# START OF Data shown
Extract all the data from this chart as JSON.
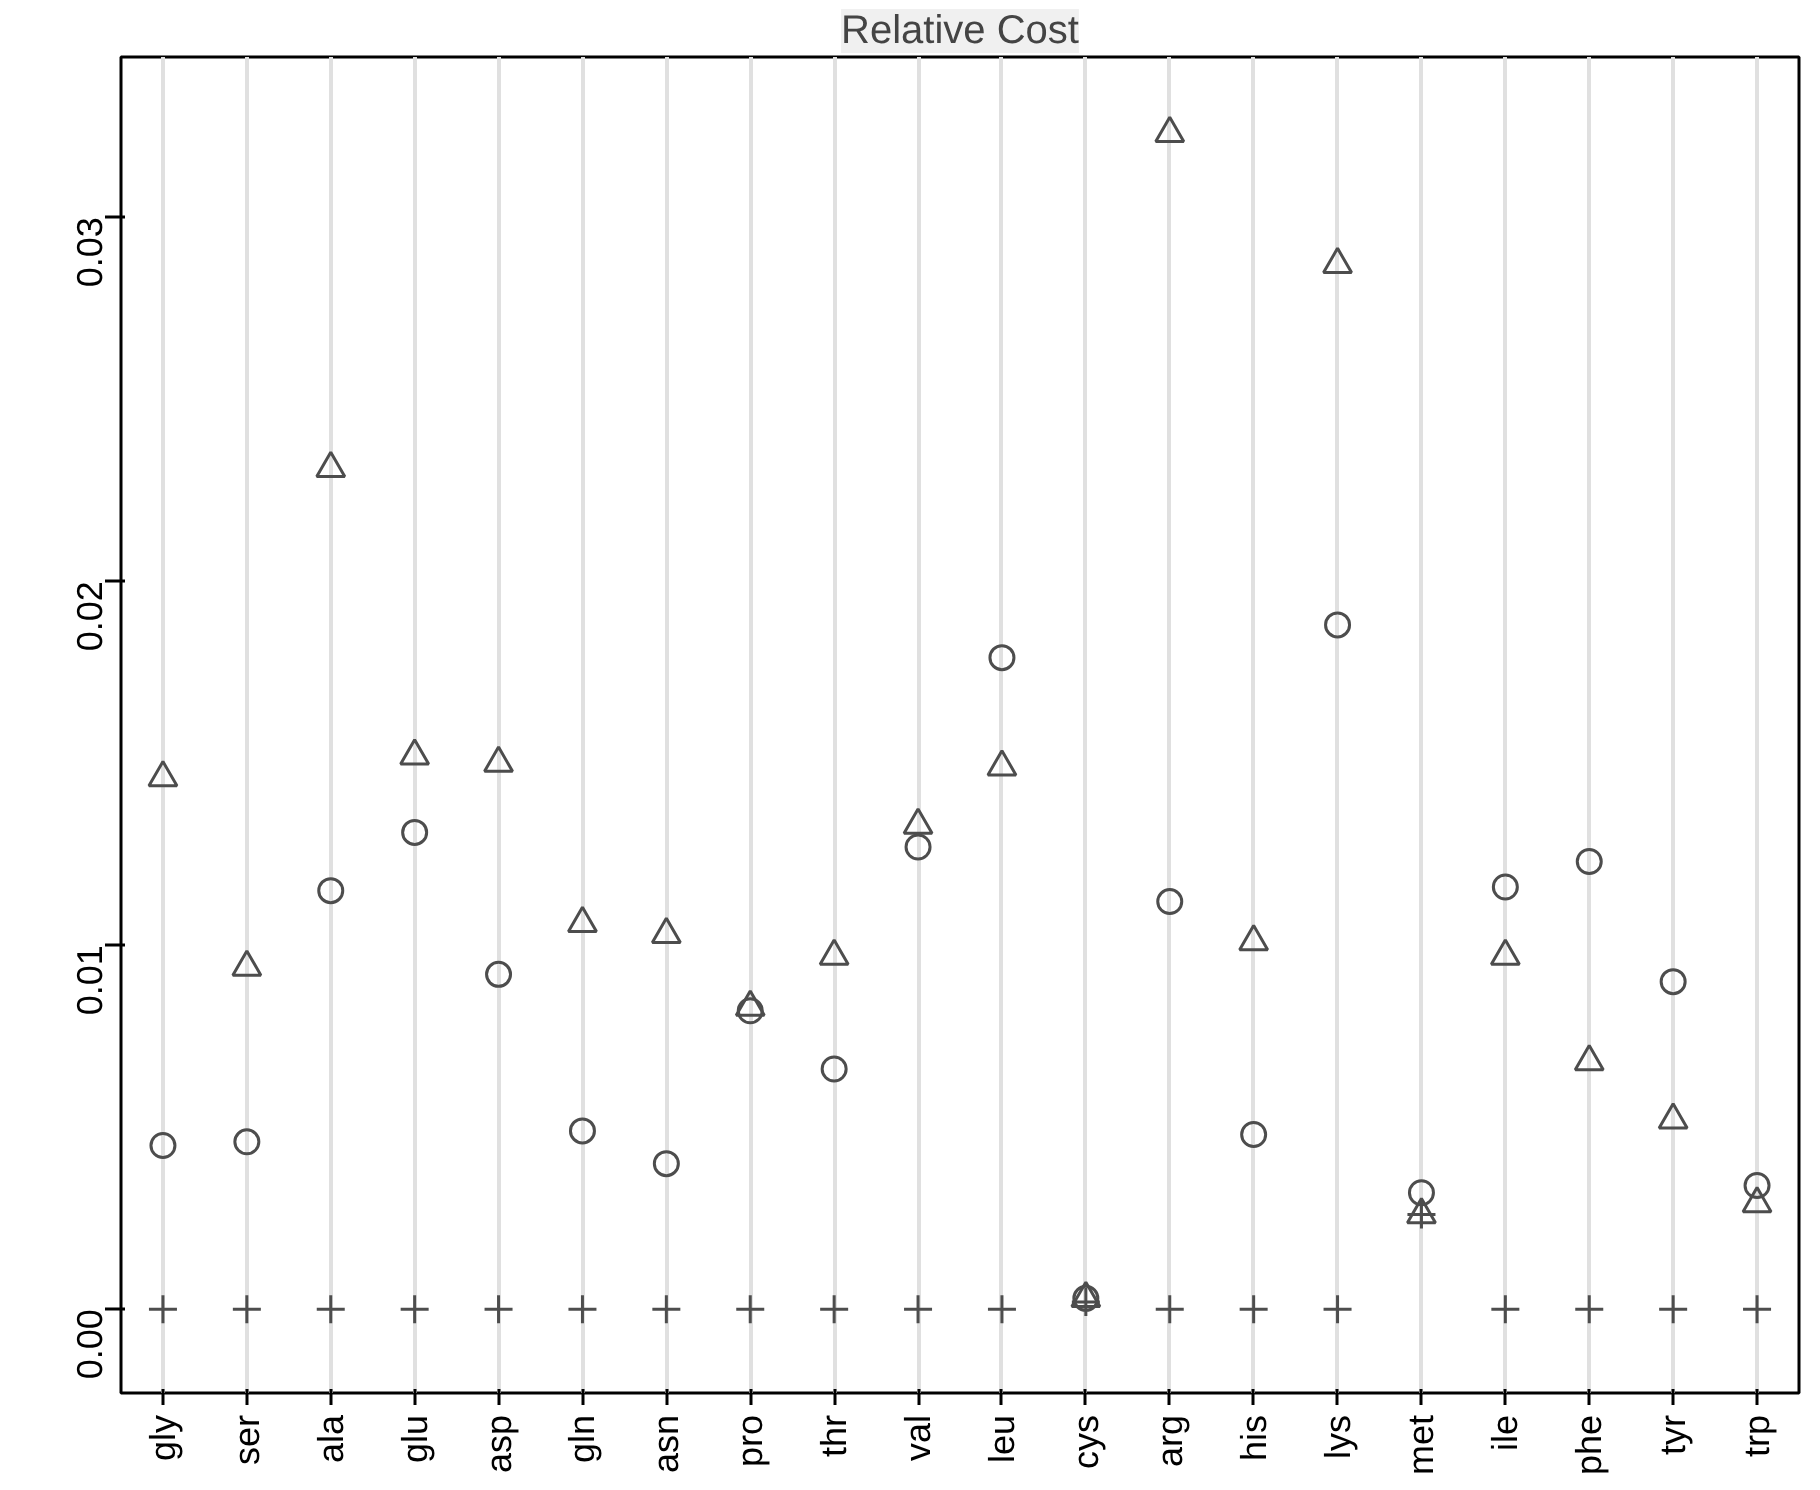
{
  "chart_data": {
    "type": "scatter",
    "title": "Relative Cost",
    "categories": [
      "gly",
      "ser",
      "ala",
      "glu",
      "asp",
      "gln",
      "asn",
      "pro",
      "thr",
      "val",
      "leu",
      "cys",
      "arg",
      "his",
      "lys",
      "met",
      "ile",
      "phe",
      "tyr",
      "trp"
    ],
    "series": [
      {
        "color": "#4d4d4d",
        "marker": "triangle",
        "values": [
          0.0146,
          0.0094,
          0.0231,
          0.0152,
          0.015,
          0.0106,
          0.0103,
          0.0083,
          0.0097,
          0.0133,
          0.0149,
          0.0003,
          0.0323,
          0.0101,
          0.0287,
          0.0026,
          0.0097,
          0.0068,
          0.0052,
          0.0029
        ]
      },
      {
        "color": "#4d4d4d",
        "marker": "circle",
        "values": [
          0.0045,
          0.0046,
          0.0115,
          0.0131,
          0.0092,
          0.0049,
          0.004,
          0.0082,
          0.0066,
          0.0127,
          0.0179,
          0.0003,
          0.0112,
          0.0048,
          0.0188,
          0.0032,
          0.0116,
          0.0123,
          0.009,
          0.0034
        ]
      },
      {
        "color": "#4d4d4d",
        "marker": "cross",
        "values": [
          0,
          0,
          0,
          0,
          0,
          0,
          0,
          0,
          0,
          0,
          0,
          0.0002,
          0,
          0,
          0,
          0.0026,
          0,
          0,
          0,
          0
        ]
      }
    ],
    "ylim": [
      -0.0023,
      0.0344
    ],
    "yticks": [
      {
        "value": 0,
        "label": "0.00"
      },
      0.01,
      0.02,
      0.03
    ],
    "grid": "x"
  }
}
# END OF Data shown
Exercise instructions: The lines to collect are those holding the string "marker"; copy them all.

Solution for this task:
        "marker": "triangle",
        "marker": "circle",
        "marker": "cross",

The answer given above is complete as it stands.